**** DATA FOR THIS EXERCISE
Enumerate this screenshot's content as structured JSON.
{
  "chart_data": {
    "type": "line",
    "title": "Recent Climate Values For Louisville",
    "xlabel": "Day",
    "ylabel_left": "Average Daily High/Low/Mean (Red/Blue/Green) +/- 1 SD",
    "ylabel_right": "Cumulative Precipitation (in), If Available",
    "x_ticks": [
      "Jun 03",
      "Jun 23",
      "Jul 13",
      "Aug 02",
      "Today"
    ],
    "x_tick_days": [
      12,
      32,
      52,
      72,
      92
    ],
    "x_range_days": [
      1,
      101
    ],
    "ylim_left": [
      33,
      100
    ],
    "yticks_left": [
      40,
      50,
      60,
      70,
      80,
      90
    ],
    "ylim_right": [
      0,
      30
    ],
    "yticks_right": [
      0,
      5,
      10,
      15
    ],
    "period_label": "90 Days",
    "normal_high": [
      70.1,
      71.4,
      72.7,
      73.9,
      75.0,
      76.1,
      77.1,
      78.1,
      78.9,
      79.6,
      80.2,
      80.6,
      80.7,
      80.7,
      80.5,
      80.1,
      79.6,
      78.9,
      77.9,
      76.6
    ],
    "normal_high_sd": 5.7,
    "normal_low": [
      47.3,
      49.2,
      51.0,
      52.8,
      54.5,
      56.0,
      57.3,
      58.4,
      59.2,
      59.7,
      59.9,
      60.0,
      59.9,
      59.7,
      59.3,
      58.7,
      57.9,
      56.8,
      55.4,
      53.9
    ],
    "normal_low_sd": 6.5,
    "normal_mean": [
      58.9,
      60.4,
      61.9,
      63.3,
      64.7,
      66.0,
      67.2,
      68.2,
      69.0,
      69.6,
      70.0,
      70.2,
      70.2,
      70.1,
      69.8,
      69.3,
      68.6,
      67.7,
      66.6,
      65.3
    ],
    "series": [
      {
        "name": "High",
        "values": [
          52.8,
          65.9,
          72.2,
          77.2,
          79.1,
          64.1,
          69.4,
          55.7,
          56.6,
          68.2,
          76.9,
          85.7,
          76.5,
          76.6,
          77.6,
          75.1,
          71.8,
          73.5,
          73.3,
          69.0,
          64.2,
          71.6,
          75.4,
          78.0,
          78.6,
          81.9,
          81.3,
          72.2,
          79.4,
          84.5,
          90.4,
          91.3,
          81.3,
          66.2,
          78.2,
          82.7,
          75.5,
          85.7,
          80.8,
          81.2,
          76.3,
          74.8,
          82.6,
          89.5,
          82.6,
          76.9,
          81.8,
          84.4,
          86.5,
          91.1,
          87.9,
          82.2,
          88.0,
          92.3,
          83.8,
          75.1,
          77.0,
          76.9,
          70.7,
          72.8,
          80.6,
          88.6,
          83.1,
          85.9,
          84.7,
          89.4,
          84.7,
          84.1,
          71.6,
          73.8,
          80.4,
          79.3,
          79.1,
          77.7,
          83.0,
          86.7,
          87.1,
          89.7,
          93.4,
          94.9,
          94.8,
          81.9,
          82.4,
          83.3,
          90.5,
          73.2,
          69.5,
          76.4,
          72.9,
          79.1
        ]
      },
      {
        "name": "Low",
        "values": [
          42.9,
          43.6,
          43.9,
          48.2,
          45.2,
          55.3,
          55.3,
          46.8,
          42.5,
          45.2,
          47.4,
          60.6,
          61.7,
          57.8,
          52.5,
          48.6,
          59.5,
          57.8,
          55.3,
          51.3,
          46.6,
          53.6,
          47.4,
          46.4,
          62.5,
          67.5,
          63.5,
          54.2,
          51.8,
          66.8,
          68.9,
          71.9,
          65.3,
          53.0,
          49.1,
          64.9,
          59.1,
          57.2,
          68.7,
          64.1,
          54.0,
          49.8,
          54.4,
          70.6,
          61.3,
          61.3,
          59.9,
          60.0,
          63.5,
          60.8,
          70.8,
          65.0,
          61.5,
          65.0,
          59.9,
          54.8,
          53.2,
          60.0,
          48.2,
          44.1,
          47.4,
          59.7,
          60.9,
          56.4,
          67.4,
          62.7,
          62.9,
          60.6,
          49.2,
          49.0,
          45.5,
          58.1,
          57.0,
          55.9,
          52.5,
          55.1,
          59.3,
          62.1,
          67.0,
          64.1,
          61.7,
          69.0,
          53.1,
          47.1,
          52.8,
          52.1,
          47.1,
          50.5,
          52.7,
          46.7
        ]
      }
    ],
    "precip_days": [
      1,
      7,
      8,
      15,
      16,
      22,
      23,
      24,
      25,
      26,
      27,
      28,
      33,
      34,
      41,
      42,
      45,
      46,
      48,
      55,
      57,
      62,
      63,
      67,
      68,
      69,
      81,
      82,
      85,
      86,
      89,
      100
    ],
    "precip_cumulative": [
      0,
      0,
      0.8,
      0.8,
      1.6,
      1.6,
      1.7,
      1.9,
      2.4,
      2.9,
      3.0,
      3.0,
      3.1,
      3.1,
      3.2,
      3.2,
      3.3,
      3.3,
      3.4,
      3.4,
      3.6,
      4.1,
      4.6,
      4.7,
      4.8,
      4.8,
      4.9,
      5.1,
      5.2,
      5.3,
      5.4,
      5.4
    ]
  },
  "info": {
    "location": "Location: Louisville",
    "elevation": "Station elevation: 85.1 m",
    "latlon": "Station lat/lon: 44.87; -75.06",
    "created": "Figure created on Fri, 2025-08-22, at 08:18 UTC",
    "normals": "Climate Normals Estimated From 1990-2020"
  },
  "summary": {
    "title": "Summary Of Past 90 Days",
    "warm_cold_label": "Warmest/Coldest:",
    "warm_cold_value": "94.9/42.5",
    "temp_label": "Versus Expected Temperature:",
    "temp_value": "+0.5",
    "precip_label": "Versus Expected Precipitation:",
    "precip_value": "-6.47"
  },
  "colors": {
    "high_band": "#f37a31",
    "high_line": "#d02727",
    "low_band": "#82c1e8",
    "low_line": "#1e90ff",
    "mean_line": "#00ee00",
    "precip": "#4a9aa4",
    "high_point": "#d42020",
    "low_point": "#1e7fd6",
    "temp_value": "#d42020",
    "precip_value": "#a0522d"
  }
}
********
__GIVEN TASK__. Write out all the records above again, exactly as they stand.

__RESPONSE__.
Enumerate this screenshot's content as structured JSON.
{
  "chart_data": {
    "type": "line",
    "title": "Recent Climate Values For Louisville",
    "xlabel": "Day",
    "ylabel_left": "Average Daily High/Low/Mean (Red/Blue/Green) +/- 1 SD",
    "ylabel_right": "Cumulative Precipitation (in), If Available",
    "x_ticks": [
      "Jun 03",
      "Jun 23",
      "Jul 13",
      "Aug 02",
      "Today"
    ],
    "x_tick_days": [
      12,
      32,
      52,
      72,
      92
    ],
    "x_range_days": [
      1,
      101
    ],
    "ylim_left": [
      33,
      100
    ],
    "yticks_left": [
      40,
      50,
      60,
      70,
      80,
      90
    ],
    "ylim_right": [
      0,
      30
    ],
    "yticks_right": [
      0,
      5,
      10,
      15
    ],
    "period_label": "90 Days",
    "normal_high": [
      70.1,
      71.4,
      72.7,
      73.9,
      75.0,
      76.1,
      77.1,
      78.1,
      78.9,
      79.6,
      80.2,
      80.6,
      80.7,
      80.7,
      80.5,
      80.1,
      79.6,
      78.9,
      77.9,
      76.6
    ],
    "normal_high_sd": 5.7,
    "normal_low": [
      47.3,
      49.2,
      51.0,
      52.8,
      54.5,
      56.0,
      57.3,
      58.4,
      59.2,
      59.7,
      59.9,
      60.0,
      59.9,
      59.7,
      59.3,
      58.7,
      57.9,
      56.8,
      55.4,
      53.9
    ],
    "normal_low_sd": 6.5,
    "normal_mean": [
      58.9,
      60.4,
      61.9,
      63.3,
      64.7,
      66.0,
      67.2,
      68.2,
      69.0,
      69.6,
      70.0,
      70.2,
      70.2,
      70.1,
      69.8,
      69.3,
      68.6,
      67.7,
      66.6,
      65.3
    ],
    "series": [
      {
        "name": "High",
        "values": [
          52.8,
          65.9,
          72.2,
          77.2,
          79.1,
          64.1,
          69.4,
          55.7,
          56.6,
          68.2,
          76.9,
          85.7,
          76.5,
          76.6,
          77.6,
          75.1,
          71.8,
          73.5,
          73.3,
          69.0,
          64.2,
          71.6,
          75.4,
          78.0,
          78.6,
          81.9,
          81.3,
          72.2,
          79.4,
          84.5,
          90.4,
          91.3,
          81.3,
          66.2,
          78.2,
          82.7,
          75.5,
          85.7,
          80.8,
          81.2,
          76.3,
          74.8,
          82.6,
          89.5,
          82.6,
          76.9,
          81.8,
          84.4,
          86.5,
          91.1,
          87.9,
          82.2,
          88.0,
          92.3,
          83.8,
          75.1,
          77.0,
          76.9,
          70.7,
          72.8,
          80.6,
          88.6,
          83.1,
          85.9,
          84.7,
          89.4,
          84.7,
          84.1,
          71.6,
          73.8,
          80.4,
          79.3,
          79.1,
          77.7,
          83.0,
          86.7,
          87.1,
          89.7,
          93.4,
          94.9,
          94.8,
          81.9,
          82.4,
          83.3,
          90.5,
          73.2,
          69.5,
          76.4,
          72.9,
          79.1
        ]
      },
      {
        "name": "Low",
        "values": [
          42.9,
          43.6,
          43.9,
          48.2,
          45.2,
          55.3,
          55.3,
          46.8,
          42.5,
          45.2,
          47.4,
          60.6,
          61.7,
          57.8,
          52.5,
          48.6,
          59.5,
          57.8,
          55.3,
          51.3,
          46.6,
          53.6,
          47.4,
          46.4,
          62.5,
          67.5,
          63.5,
          54.2,
          51.8,
          66.8,
          68.9,
          71.9,
          65.3,
          53.0,
          49.1,
          64.9,
          59.1,
          57.2,
          68.7,
          64.1,
          54.0,
          49.8,
          54.4,
          70.6,
          61.3,
          61.3,
          59.9,
          60.0,
          63.5,
          60.8,
          70.8,
          65.0,
          61.5,
          65.0,
          59.9,
          54.8,
          53.2,
          60.0,
          48.2,
          44.1,
          47.4,
          59.7,
          60.9,
          56.4,
          67.4,
          62.7,
          62.9,
          60.6,
          49.2,
          49.0,
          45.5,
          58.1,
          57.0,
          55.9,
          52.5,
          55.1,
          59.3,
          62.1,
          67.0,
          64.1,
          61.7,
          69.0,
          53.1,
          47.1,
          52.8,
          52.1,
          47.1,
          50.5,
          52.7,
          46.7
        ]
      }
    ],
    "precip_days": [
      1,
      7,
      8,
      15,
      16,
      22,
      23,
      24,
      25,
      26,
      27,
      28,
      33,
      34,
      41,
      42,
      45,
      46,
      48,
      55,
      57,
      62,
      63,
      67,
      68,
      69,
      81,
      82,
      85,
      86,
      89,
      100
    ],
    "precip_cumulative": [
      0,
      0,
      0.8,
      0.8,
      1.6,
      1.6,
      1.7,
      1.9,
      2.4,
      2.9,
      3.0,
      3.0,
      3.1,
      3.1,
      3.2,
      3.2,
      3.3,
      3.3,
      3.4,
      3.4,
      3.6,
      4.1,
      4.6,
      4.7,
      4.8,
      4.8,
      4.9,
      5.1,
      5.2,
      5.3,
      5.4,
      5.4
    ]
  },
  "info": {
    "location": "Location: Louisville",
    "elevation": "Station elevation: 85.1 m",
    "latlon": "Station lat/lon: 44.87; -75.06",
    "created": "Figure created on Fri, 2025-08-22, at 08:18 UTC",
    "normals": "Climate Normals Estimated From 1990-2020"
  },
  "summary": {
    "title": "Summary Of Past 90 Days",
    "warm_cold_label": "Warmest/Coldest:",
    "warm_cold_value": "94.9/42.5",
    "temp_label": "Versus Expected Temperature:",
    "temp_value": "+0.5",
    "precip_label": "Versus Expected Precipitation:",
    "precip_value": "-6.47"
  },
  "colors": {
    "high_band": "#f37a31",
    "high_line": "#d02727",
    "low_band": "#82c1e8",
    "low_line": "#1e90ff",
    "mean_line": "#00ee00",
    "precip": "#4a9aa4",
    "high_point": "#d42020",
    "low_point": "#1e7fd6",
    "temp_value": "#d42020",
    "precip_value": "#a0522d"
  }
}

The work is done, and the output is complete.